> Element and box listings
-------------------------
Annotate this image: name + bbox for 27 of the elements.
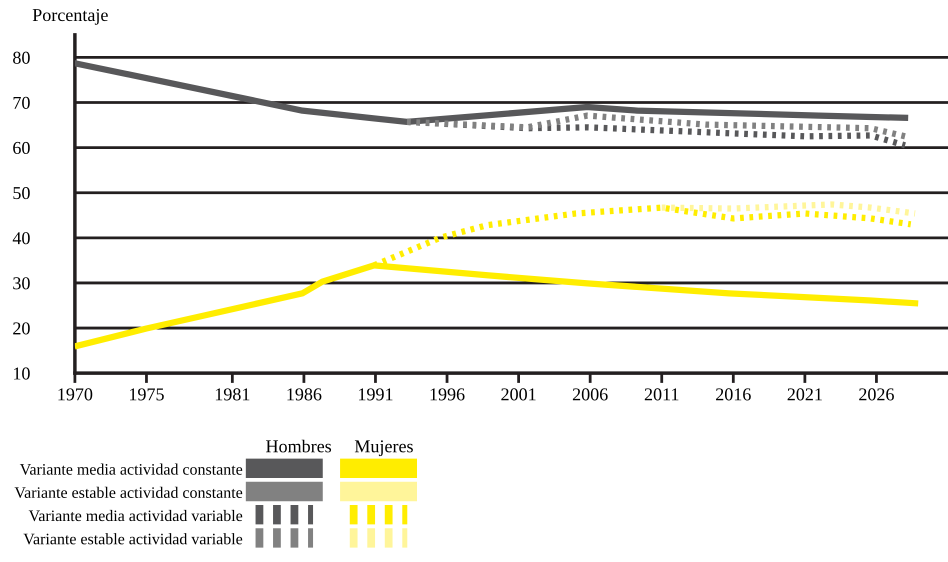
y-tick-label: 70: [14, 96, 30, 109]
legend-label: Variante media actividad variable: [28, 510, 242, 522]
legend-label: Variante estable actividad variable: [23, 533, 242, 544]
y-axis-title: Porcentaje: [32, 9, 108, 25]
x-tick-label: 1970: [58, 388, 92, 400]
x-tick-label: 1996: [430, 388, 465, 400]
legend-label: Variante media actividad constante: [20, 464, 242, 475]
text: Hombres: [266, 440, 332, 452]
x-tick-label: 2026: [859, 388, 894, 400]
x-tick-label: 2021: [788, 388, 822, 400]
y-tick-label: 10: [14, 367, 30, 380]
x-tick-label: 2001: [501, 388, 536, 400]
x-tick-label: 2011: [644, 388, 678, 400]
x-tick-label: 1986: [287, 388, 322, 400]
text: Mujeres: [354, 440, 413, 456]
y-tick-label: 50: [13, 186, 30, 200]
x-tick-label: 1975: [130, 388, 164, 400]
x-tick-label: 1981: [216, 388, 250, 400]
y-tick-label: 60: [13, 142, 30, 154]
legend-label: Variante estable actividad constante: [14, 486, 242, 498]
y-tick-label: 40: [12, 232, 30, 244]
y-tick-label: 80: [13, 52, 30, 64]
y-tick-label: 20: [13, 322, 30, 334]
x-tick-label: 1991: [359, 388, 392, 400]
y-tick-label: 30: [13, 277, 30, 290]
x-tick-label: 2006: [572, 388, 608, 400]
x-tick-label: 2016: [716, 388, 751, 400]
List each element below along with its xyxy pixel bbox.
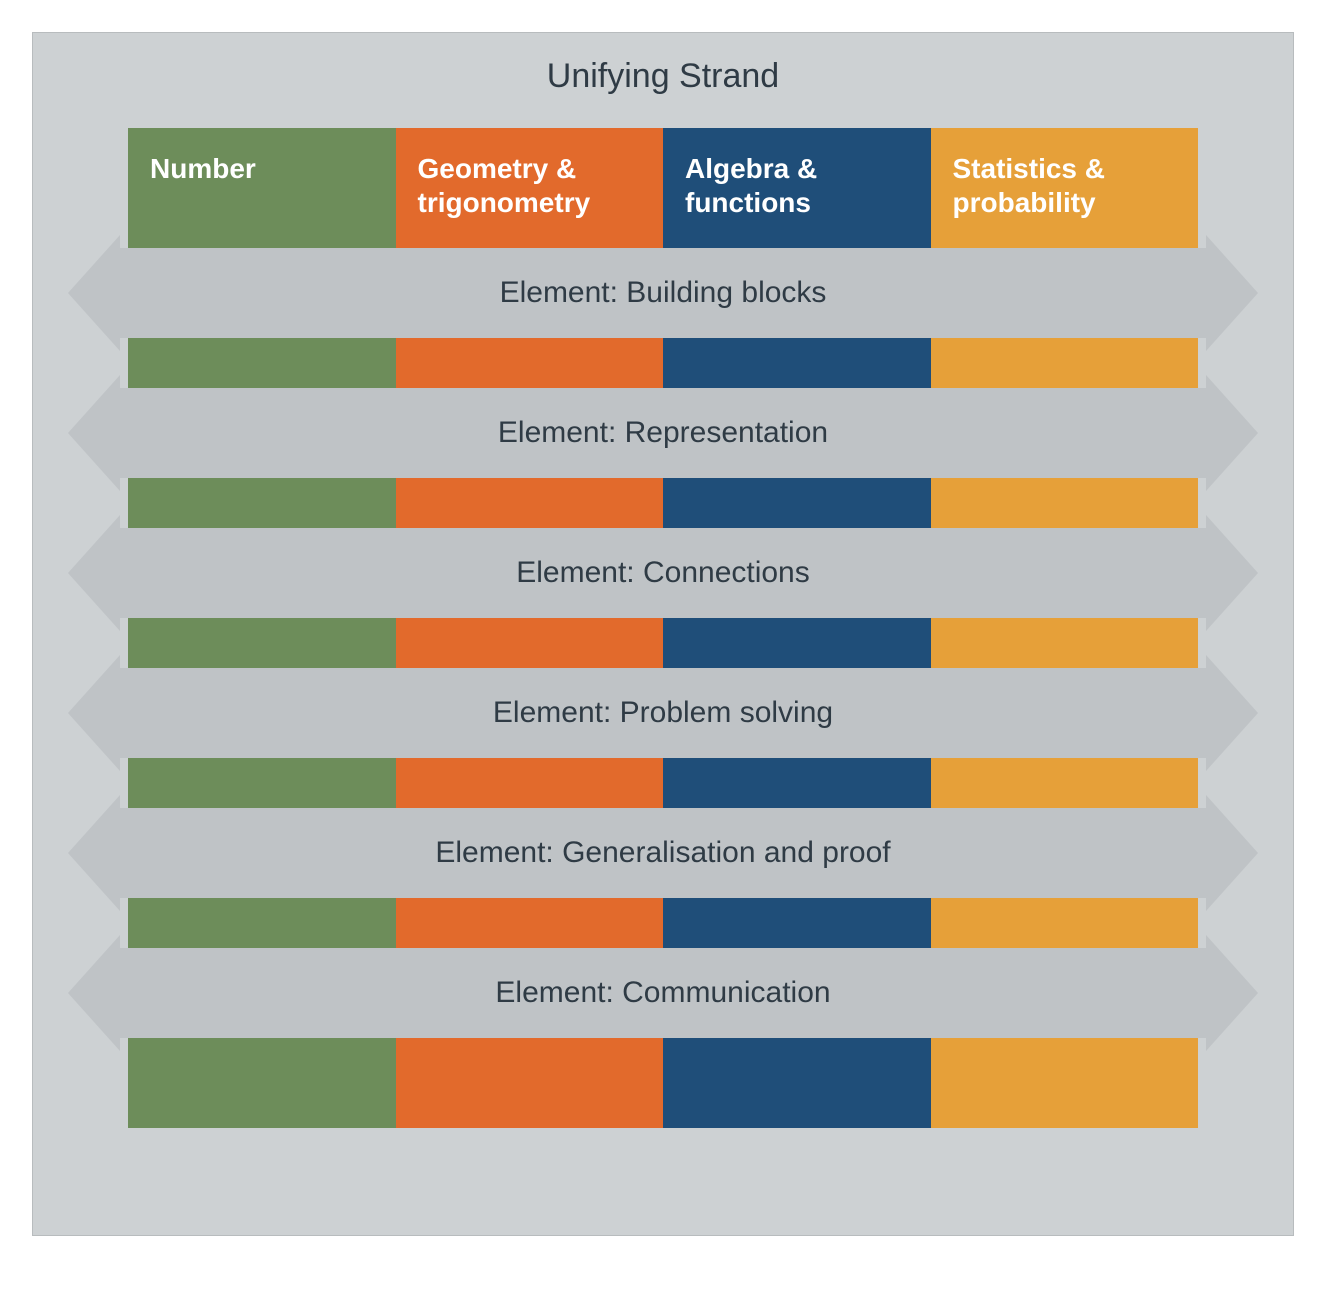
- arrow-right-icon: [1206, 235, 1258, 351]
- element-row: Element: Communication: [68, 948, 1258, 1038]
- arrow-left-icon: [68, 515, 120, 631]
- arrow-right-icon: [1206, 375, 1258, 491]
- element-label: Element: Communication: [120, 948, 1206, 1038]
- element-label: Element: Representation: [120, 388, 1206, 478]
- diagram-frame: Unifying Strand Number Geometry & trigon…: [32, 32, 1294, 1236]
- arrow-left-icon: [68, 655, 120, 771]
- arrow-right-icon: [1206, 935, 1258, 1051]
- arrow-left-icon: [68, 375, 120, 491]
- element-label: Element: Problem solving: [120, 668, 1206, 758]
- element-label: Element: Building blocks: [120, 248, 1206, 338]
- arrow-right-icon: [1206, 795, 1258, 911]
- element-row: Element: Representation: [68, 388, 1258, 478]
- element-row: Element: Connections: [68, 528, 1258, 618]
- element-label: Element: Connections: [120, 528, 1206, 618]
- element-row: Element: Building blocks: [68, 248, 1258, 338]
- element-arrows: Element: Building blocks Element: Repres…: [68, 248, 1258, 1088]
- arrow-right-icon: [1206, 655, 1258, 771]
- element-row: Element: Generalisation and proof: [68, 808, 1258, 898]
- arrow-left-icon: [68, 235, 120, 351]
- strands-container: Number Geometry & trigonometry Algebra &…: [128, 128, 1198, 1128]
- diagram-title: Unifying Strand: [33, 57, 1293, 96]
- arrow-left-icon: [68, 935, 120, 1051]
- arrow-right-icon: [1206, 515, 1258, 631]
- element-row: Element: Problem solving: [68, 668, 1258, 758]
- arrow-left-icon: [68, 795, 120, 911]
- element-label: Element: Generalisation and proof: [120, 808, 1206, 898]
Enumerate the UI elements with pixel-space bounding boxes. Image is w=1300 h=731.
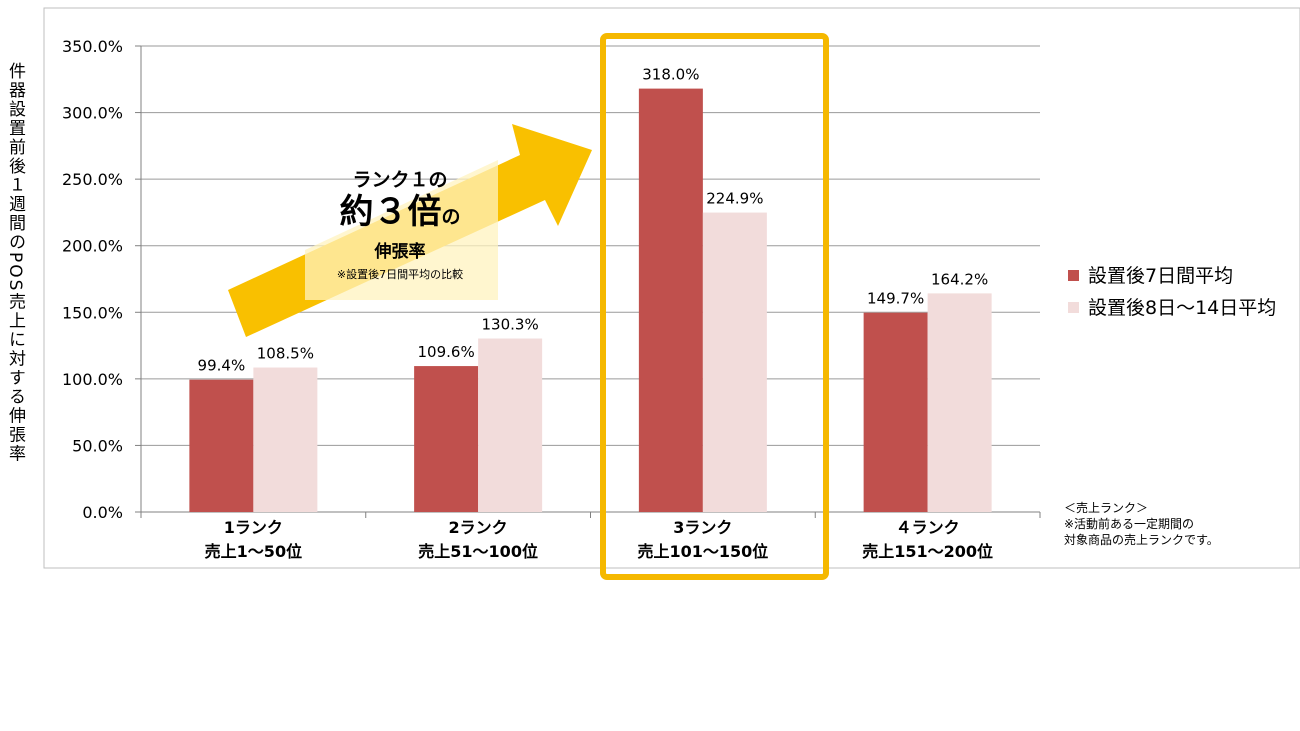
-------------------------
> What is needed
Return, unchanged, the lines in the records from the line containing "- arrow-right-icon: [1206, 235, 1258, 351]" up to and including the line containing "- element-row: Element: Connections: [68, 528, 1258, 618]".

> Output
- arrow-right-icon: [1206, 235, 1258, 351]
- element-row: Element: Communication: [68, 948, 1258, 1038]
- arrow-left-icon: [68, 515, 120, 631]
- arrow-right-icon: [1206, 375, 1258, 491]
- element-label: Element: Communication: [120, 948, 1206, 1038]
- element-label: Element: Representation: [120, 388, 1206, 478]
- diagram-frame: Unifying Strand Number Geometry & trigon…: [32, 32, 1294, 1236]
- arrow-left-icon: [68, 655, 120, 771]
- arrow-right-icon: [1206, 935, 1258, 1051]
- arrow-left-icon: [68, 375, 120, 491]
- element-label: Element: Problem solving: [120, 668, 1206, 758]
- element-label: Element: Building blocks: [120, 248, 1206, 338]
- arrow-right-icon: [1206, 795, 1258, 911]
- element-row: Element: Representation: [68, 388, 1258, 478]
- element-row: Element: Connections: [68, 528, 1258, 618]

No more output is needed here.